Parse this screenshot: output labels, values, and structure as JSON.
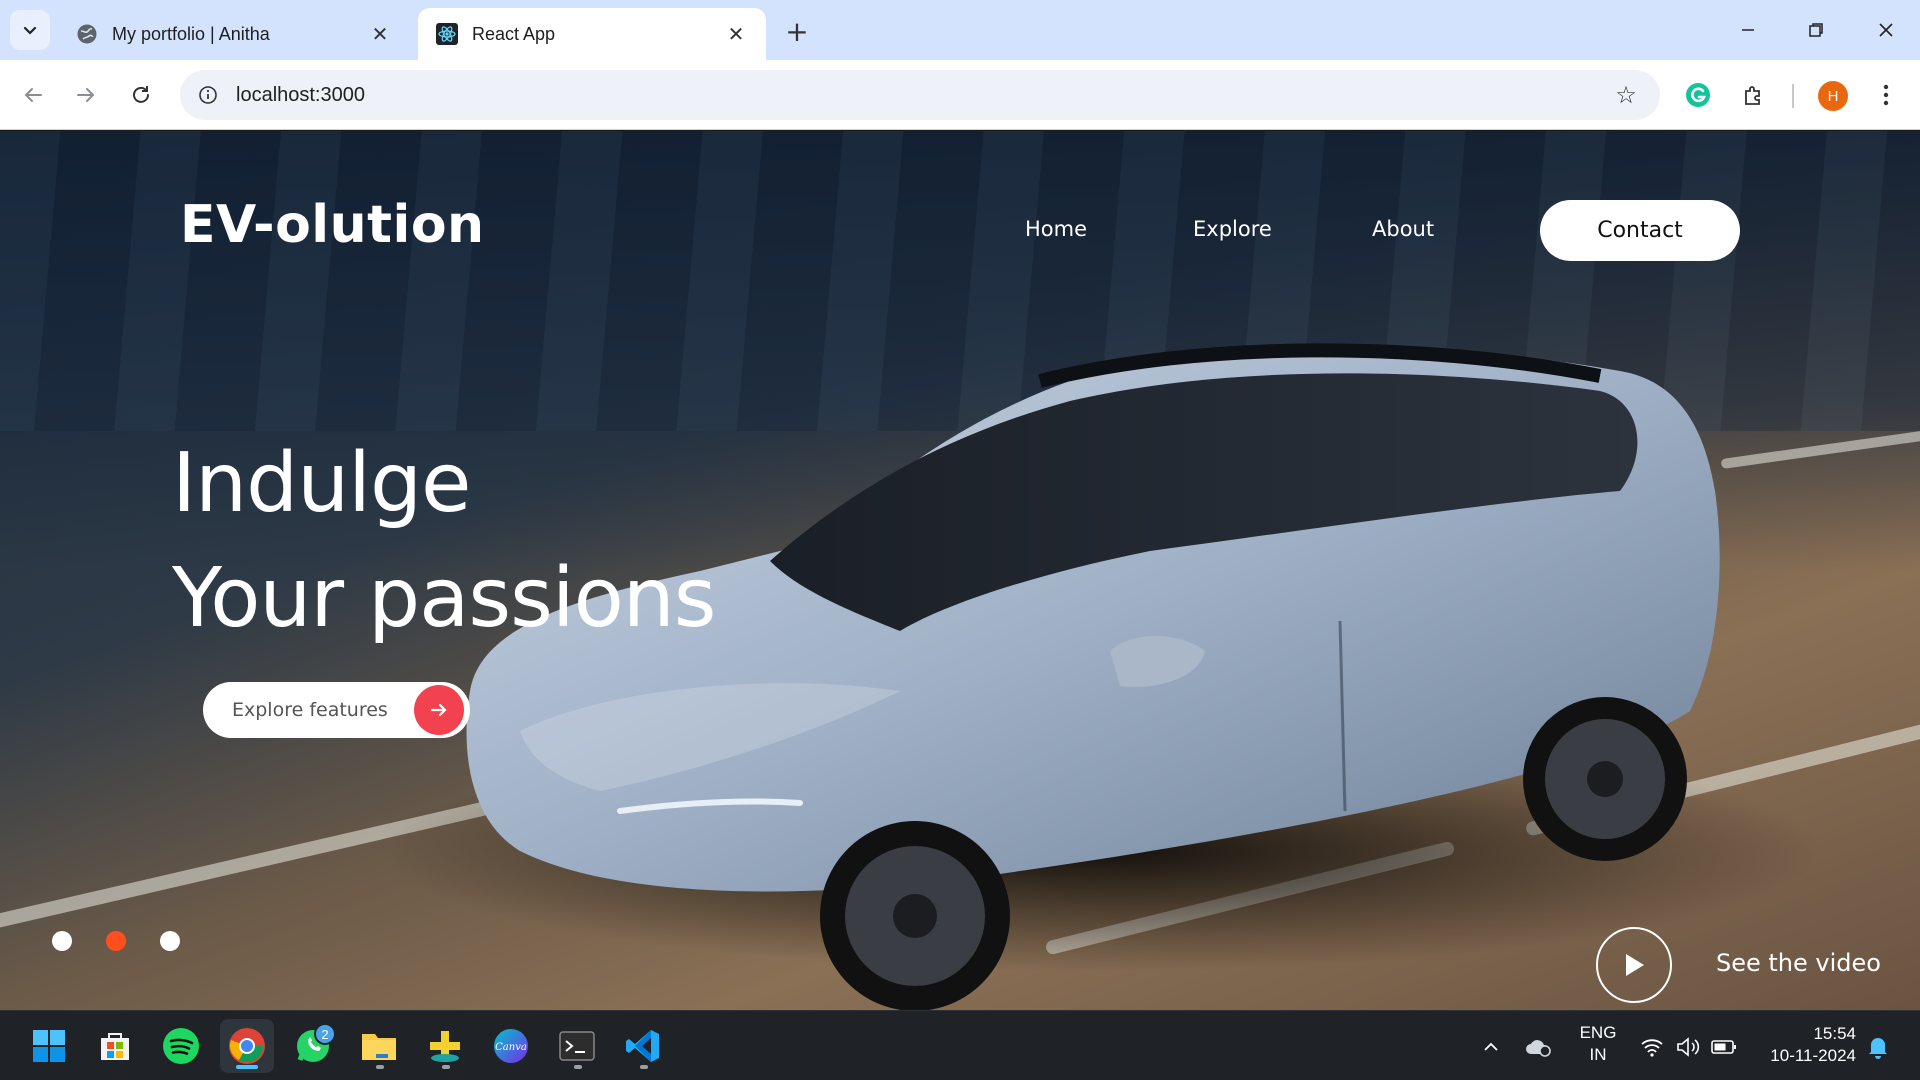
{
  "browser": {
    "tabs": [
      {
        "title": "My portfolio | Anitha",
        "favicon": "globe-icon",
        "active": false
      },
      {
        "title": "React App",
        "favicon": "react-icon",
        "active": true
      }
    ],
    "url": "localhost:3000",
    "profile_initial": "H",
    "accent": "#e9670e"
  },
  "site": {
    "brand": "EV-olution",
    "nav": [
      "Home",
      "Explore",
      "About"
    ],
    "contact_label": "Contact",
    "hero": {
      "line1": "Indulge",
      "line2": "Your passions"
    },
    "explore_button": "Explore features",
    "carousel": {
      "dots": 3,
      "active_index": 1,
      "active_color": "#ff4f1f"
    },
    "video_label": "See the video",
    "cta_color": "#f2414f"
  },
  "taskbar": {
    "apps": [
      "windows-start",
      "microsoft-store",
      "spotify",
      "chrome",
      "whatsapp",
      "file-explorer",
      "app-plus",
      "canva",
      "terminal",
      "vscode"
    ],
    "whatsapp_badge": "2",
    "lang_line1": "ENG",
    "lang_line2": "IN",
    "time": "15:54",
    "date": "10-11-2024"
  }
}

* _CHALLENGE_: State how many lines of the records above contain the word "icon", and give only that number.

* _EXERCISE RESULT_: 2